Written request
Write out the entire listing below exactly as it appears, minus any pictures.

■ ■ ■ ■ ■

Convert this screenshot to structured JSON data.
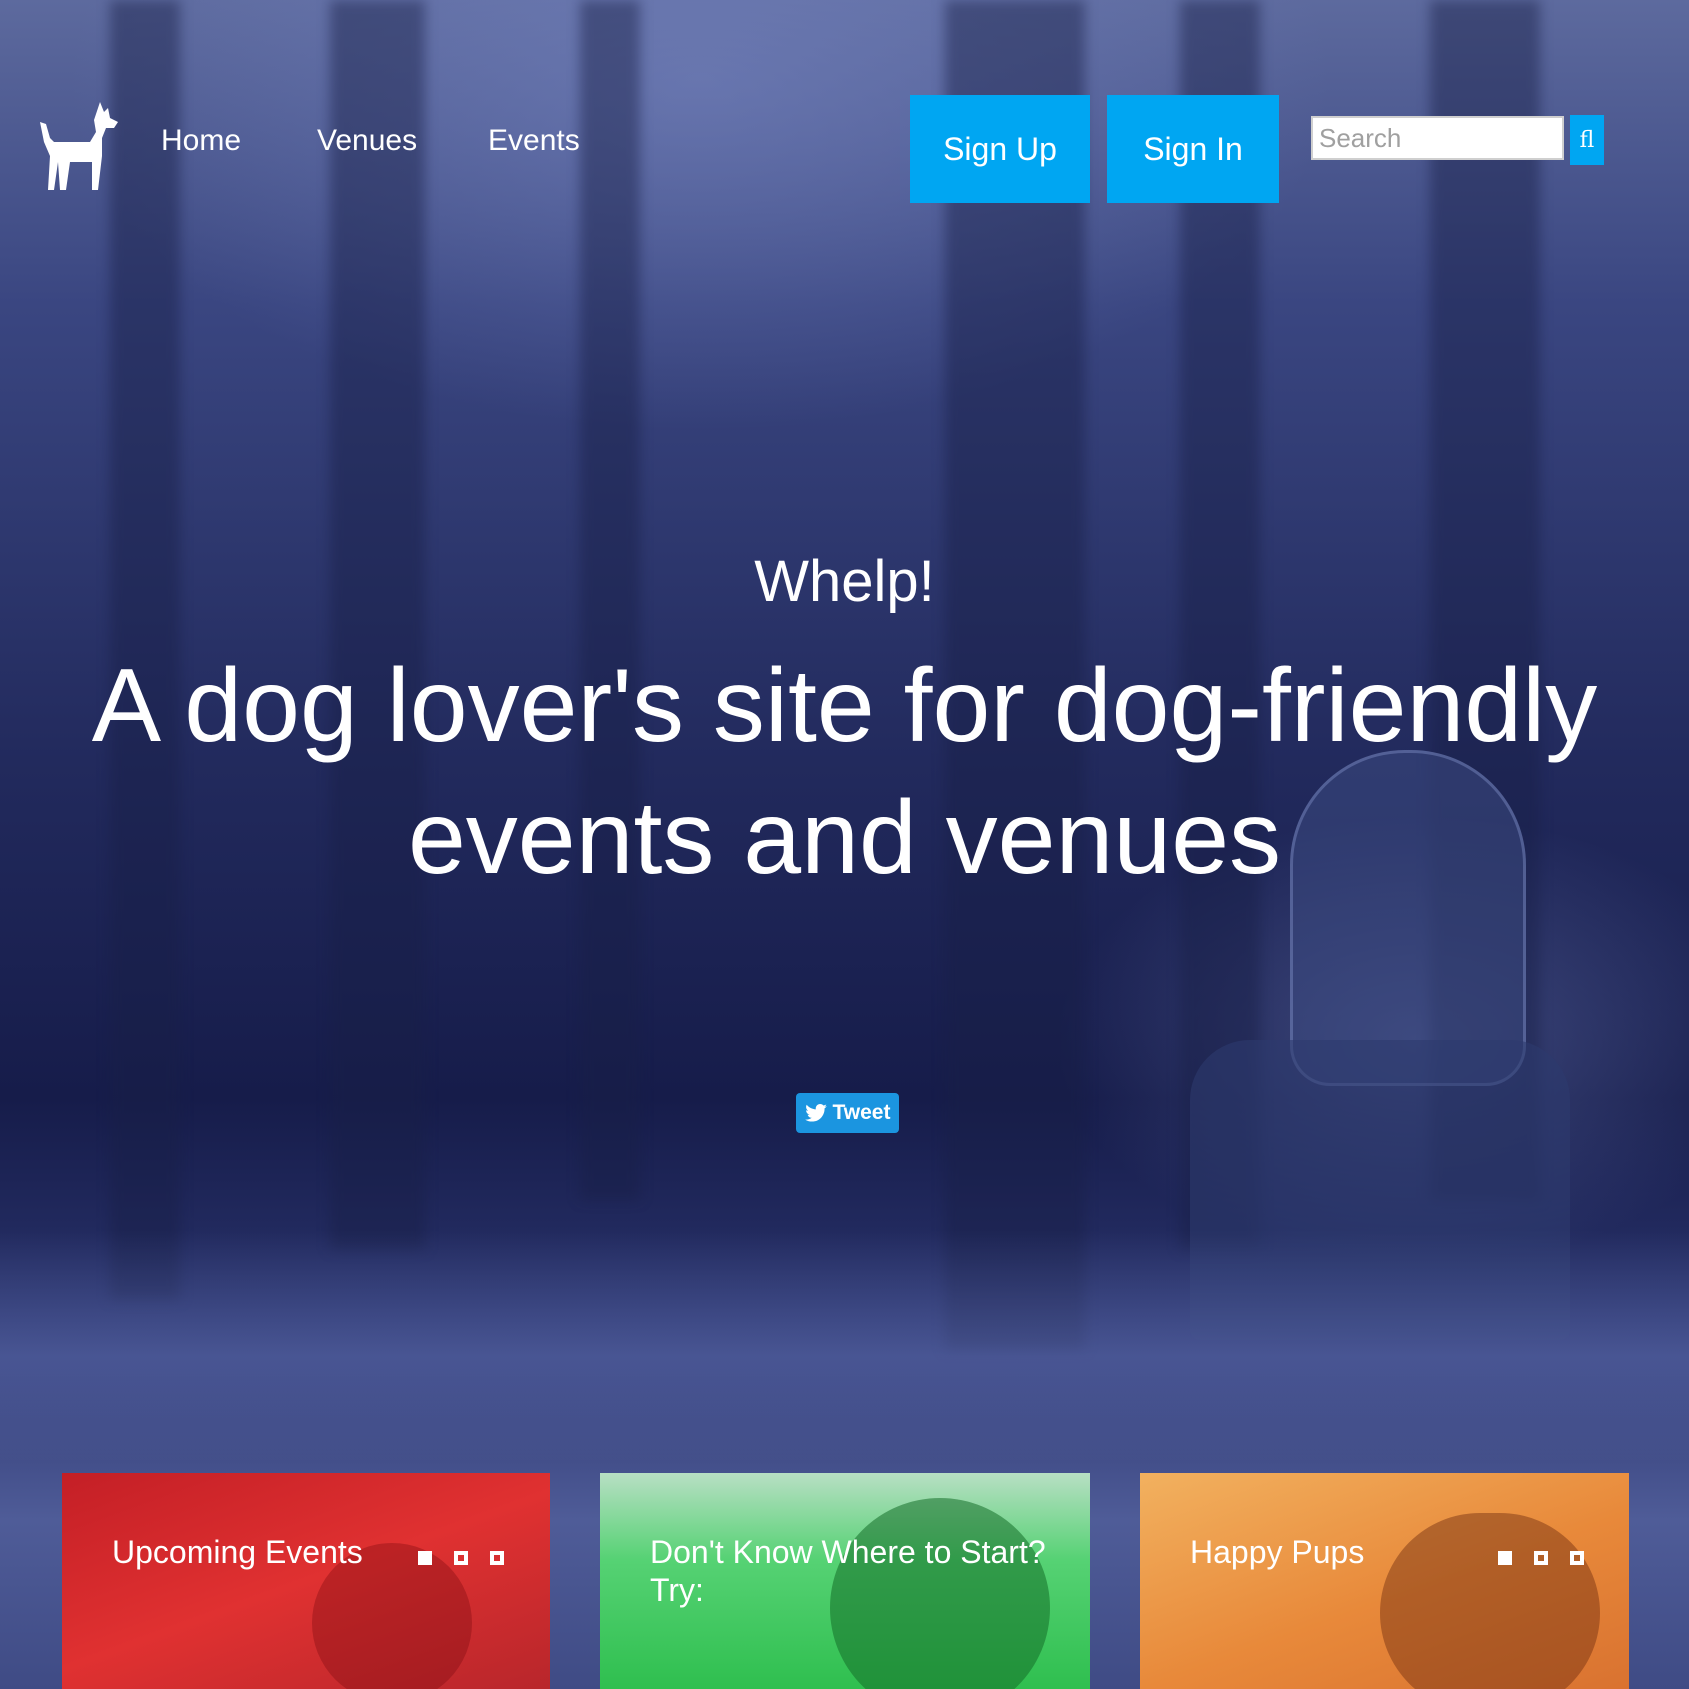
{
  "nav": {
    "logo_icon": "dog-icon",
    "links": [
      "Home",
      "Venues",
      "Events"
    ]
  },
  "auth": {
    "signup_label": "Sign Up",
    "signin_label": "Sign In"
  },
  "search": {
    "placeholder": "Search",
    "button_glyph": "fl"
  },
  "hero": {
    "brand": "Whelp!",
    "headline": "A dog lover's site for dog-friendly events and venues"
  },
  "tweet": {
    "label": "Tweet",
    "icon": "twitter-bird-icon"
  },
  "cards": [
    {
      "title": "Upcoming Events",
      "color": "#e03131"
    },
    {
      "title": "Don't Know Where to Start? Try:",
      "color": "#34c759"
    },
    {
      "title": "Happy Pups",
      "color": "#ef9b3c"
    }
  ],
  "colors": {
    "accent": "#00a6f2",
    "tweet": "#1b95e0"
  }
}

■ ■ ■ ■ ■

Problem solution
Convert this screenshot to structured JSON data.
{
  "nav": {
    "logo_icon": "dog-icon",
    "links": [
      "Home",
      "Venues",
      "Events"
    ]
  },
  "auth": {
    "signup_label": "Sign Up",
    "signin_label": "Sign In"
  },
  "search": {
    "placeholder": "Search",
    "button_glyph": "fl"
  },
  "hero": {
    "brand": "Whelp!",
    "headline": "A dog lover's site for dog-friendly events and venues"
  },
  "tweet": {
    "label": "Tweet",
    "icon": "twitter-bird-icon"
  },
  "cards": [
    {
      "title": "Upcoming Events",
      "color": "#e03131"
    },
    {
      "title": "Don't Know Where to Start? Try:",
      "color": "#34c759"
    },
    {
      "title": "Happy Pups",
      "color": "#ef9b3c"
    }
  ],
  "colors": {
    "accent": "#00a6f2",
    "tweet": "#1b95e0"
  }
}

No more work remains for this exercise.